Layout coordinate data
[Begin]

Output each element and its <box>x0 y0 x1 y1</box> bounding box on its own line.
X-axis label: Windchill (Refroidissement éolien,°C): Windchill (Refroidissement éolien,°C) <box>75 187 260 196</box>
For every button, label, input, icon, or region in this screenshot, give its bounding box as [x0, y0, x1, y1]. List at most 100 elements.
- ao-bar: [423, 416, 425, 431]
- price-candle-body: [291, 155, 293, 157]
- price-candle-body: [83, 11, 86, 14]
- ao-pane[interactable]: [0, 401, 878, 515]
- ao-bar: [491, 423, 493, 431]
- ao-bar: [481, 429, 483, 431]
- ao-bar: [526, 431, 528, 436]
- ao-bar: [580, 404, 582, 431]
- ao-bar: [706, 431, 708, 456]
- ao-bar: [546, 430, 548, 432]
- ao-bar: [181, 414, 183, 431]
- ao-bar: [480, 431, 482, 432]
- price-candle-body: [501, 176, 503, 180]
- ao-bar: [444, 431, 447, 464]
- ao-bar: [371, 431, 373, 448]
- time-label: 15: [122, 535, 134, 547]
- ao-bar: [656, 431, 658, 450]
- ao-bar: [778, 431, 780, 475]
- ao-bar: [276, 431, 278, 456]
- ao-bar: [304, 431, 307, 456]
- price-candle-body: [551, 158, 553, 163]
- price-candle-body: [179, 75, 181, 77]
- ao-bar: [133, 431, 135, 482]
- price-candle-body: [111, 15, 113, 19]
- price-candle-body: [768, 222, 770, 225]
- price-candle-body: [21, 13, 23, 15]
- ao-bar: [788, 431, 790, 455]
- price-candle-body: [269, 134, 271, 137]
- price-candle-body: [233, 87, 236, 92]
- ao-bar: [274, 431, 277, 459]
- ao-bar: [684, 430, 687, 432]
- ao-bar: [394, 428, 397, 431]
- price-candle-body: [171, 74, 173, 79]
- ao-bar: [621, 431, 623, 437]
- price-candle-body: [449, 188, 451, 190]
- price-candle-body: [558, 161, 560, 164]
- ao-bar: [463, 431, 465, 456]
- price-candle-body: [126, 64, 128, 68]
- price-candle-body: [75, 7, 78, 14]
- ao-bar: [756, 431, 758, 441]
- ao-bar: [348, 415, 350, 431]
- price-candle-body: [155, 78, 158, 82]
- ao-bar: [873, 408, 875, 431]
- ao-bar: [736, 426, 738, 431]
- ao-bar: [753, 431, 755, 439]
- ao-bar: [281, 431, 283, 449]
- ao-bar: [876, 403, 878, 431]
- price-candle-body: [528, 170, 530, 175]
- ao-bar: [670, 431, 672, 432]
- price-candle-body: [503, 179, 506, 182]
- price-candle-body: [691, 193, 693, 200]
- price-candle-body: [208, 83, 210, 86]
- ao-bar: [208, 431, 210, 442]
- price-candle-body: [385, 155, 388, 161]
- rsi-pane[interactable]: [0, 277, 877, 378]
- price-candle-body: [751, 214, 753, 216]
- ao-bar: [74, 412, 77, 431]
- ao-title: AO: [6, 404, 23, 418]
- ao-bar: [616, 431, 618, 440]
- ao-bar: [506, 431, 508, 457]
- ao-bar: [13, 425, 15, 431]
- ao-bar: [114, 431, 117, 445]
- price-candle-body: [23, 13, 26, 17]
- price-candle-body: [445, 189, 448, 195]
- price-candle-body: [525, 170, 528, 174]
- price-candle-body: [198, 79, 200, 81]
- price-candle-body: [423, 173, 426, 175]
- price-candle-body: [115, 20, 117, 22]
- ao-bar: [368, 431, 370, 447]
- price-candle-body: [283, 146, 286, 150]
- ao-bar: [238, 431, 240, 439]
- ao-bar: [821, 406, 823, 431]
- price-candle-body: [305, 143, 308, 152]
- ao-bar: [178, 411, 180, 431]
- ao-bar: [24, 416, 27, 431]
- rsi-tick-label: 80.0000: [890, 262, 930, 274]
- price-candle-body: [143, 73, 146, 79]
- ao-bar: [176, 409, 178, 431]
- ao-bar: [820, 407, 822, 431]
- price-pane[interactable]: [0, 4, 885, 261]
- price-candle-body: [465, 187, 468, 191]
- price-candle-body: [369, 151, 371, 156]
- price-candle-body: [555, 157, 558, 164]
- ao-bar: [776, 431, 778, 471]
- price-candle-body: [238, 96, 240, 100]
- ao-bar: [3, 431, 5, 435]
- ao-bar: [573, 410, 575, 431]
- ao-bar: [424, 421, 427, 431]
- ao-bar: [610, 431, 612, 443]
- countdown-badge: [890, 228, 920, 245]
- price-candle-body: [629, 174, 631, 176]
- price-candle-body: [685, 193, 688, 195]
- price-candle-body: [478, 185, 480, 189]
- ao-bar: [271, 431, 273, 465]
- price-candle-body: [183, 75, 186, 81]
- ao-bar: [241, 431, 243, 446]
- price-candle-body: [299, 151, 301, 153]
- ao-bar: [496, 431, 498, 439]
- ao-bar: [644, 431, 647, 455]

[End]

Copy every line of the records above, character for character, without changing anything.

## Answer for this exercise
Output each element and its <box>x0 y0 x1 y1</box> bounding box on its own line.
X-axis label: Windchill (Refroidissement éolien,°C): Windchill (Refroidissement éolien,°C) <box>75 187 260 196</box>
For every button, label, input, icon, or region in this screenshot, give its bounding box as [x0, y0, x1, y1]. List at most 100 elements.
- ao-bar: [423, 416, 425, 431]
- price-candle-body: [291, 155, 293, 157]
- price-candle-body: [83, 11, 86, 14]
- ao-pane[interactable]: [0, 401, 878, 515]
- ao-bar: [491, 423, 493, 431]
- ao-bar: [481, 429, 483, 431]
- ao-bar: [526, 431, 528, 436]
- ao-bar: [580, 404, 582, 431]
- ao-bar: [706, 431, 708, 456]
- ao-bar: [546, 430, 548, 432]
- ao-bar: [181, 414, 183, 431]
- ao-bar: [480, 431, 482, 432]
- price-candle-body: [501, 176, 503, 180]
- ao-bar: [444, 431, 447, 464]
- ao-bar: [371, 431, 373, 448]
- time-label: 15: [122, 535, 134, 547]
- ao-bar: [656, 431, 658, 450]
- ao-bar: [778, 431, 780, 475]
- ao-bar: [276, 431, 278, 456]
- ao-bar: [304, 431, 307, 456]
- price-candle-body: [551, 158, 553, 163]
- price-candle-body: [179, 75, 181, 77]
- ao-bar: [133, 431, 135, 482]
- price-candle-body: [111, 15, 113, 19]
- price-candle-body: [768, 222, 770, 225]
- price-candle-body: [21, 13, 23, 15]
- ao-bar: [788, 431, 790, 455]
- price-candle-body: [269, 134, 271, 137]
- price-candle-body: [233, 87, 236, 92]
- ao-bar: [274, 431, 277, 459]
- ao-bar: [684, 430, 687, 432]
- ao-bar: [394, 428, 397, 431]
- price-candle-body: [171, 74, 173, 79]
- ao-bar: [621, 431, 623, 437]
- price-candle-body: [449, 188, 451, 190]
- price-candle-body: [558, 161, 560, 164]
- ao-bar: [463, 431, 465, 456]
- price-candle-body: [126, 64, 128, 68]
- price-candle-body: [75, 7, 78, 14]
- ao-bar: [756, 431, 758, 441]
- ao-bar: [348, 415, 350, 431]
- price-candle-body: [155, 78, 158, 82]
- ao-bar: [873, 408, 875, 431]
- ao-bar: [736, 426, 738, 431]
- ao-bar: [753, 431, 755, 439]
- ao-bar: [281, 431, 283, 449]
- ao-bar: [876, 403, 878, 431]
- price-candle-body: [528, 170, 530, 175]
- ao-bar: [670, 431, 672, 432]
- price-candle-body: [503, 179, 506, 182]
- price-candle-body: [691, 193, 693, 200]
- price-candle-body: [208, 83, 210, 86]
- ao-bar: [208, 431, 210, 442]
- price-candle-body: [385, 155, 388, 161]
- rsi-pane[interactable]: [0, 277, 877, 378]
- price-candle-body: [751, 214, 753, 216]
- ao-bar: [74, 412, 77, 431]
- ao-title: AO: [6, 404, 23, 418]
- ao-bar: [616, 431, 618, 440]
- ao-bar: [506, 431, 508, 457]
- ao-bar: [13, 425, 15, 431]
- ao-bar: [114, 431, 117, 445]
- price-candle-body: [23, 13, 26, 17]
- price-candle-body: [445, 189, 448, 195]
- price-candle-body: [525, 170, 528, 174]
- price-candle-body: [198, 79, 200, 81]
- price-candle-body: [423, 173, 426, 175]
- price-candle-body: [115, 20, 117, 22]
- ao-bar: [368, 431, 370, 447]
- price-candle-body: [283, 146, 286, 150]
- ao-bar: [238, 431, 240, 439]
- ao-bar: [821, 406, 823, 431]
- price-candle-body: [305, 143, 308, 152]
- ao-bar: [178, 411, 180, 431]
- ao-bar: [24, 416, 27, 431]
- rsi-tick-label: 80.0000: [890, 262, 930, 274]
- price-candle-body: [143, 73, 146, 79]
- ao-bar: [176, 409, 178, 431]
- ao-bar: [820, 407, 822, 431]
- price-pane[interactable]: [0, 4, 885, 261]
- price-candle-body: [465, 187, 468, 191]
- price-candle-body: [369, 151, 371, 156]
- price-candle-body: [555, 157, 558, 164]
- ao-bar: [776, 431, 778, 471]
- price-candle-body: [238, 96, 240, 100]
- ao-bar: [3, 431, 5, 435]
- ao-bar: [573, 410, 575, 431]
- ao-bar: [424, 421, 427, 431]
- ao-bar: [610, 431, 612, 443]
- countdown-badge: [890, 228, 920, 245]
- price-candle-body: [629, 174, 631, 176]
- price-candle-body: [685, 193, 688, 195]
- price-candle-body: [478, 185, 480, 189]
- ao-bar: [271, 431, 273, 465]
- price-candle-body: [183, 75, 186, 81]
- ao-bar: [241, 431, 243, 446]
- price-candle-body: [299, 151, 301, 153]
- ao-bar: [496, 431, 498, 439]
- ao-bar: [644, 431, 647, 455]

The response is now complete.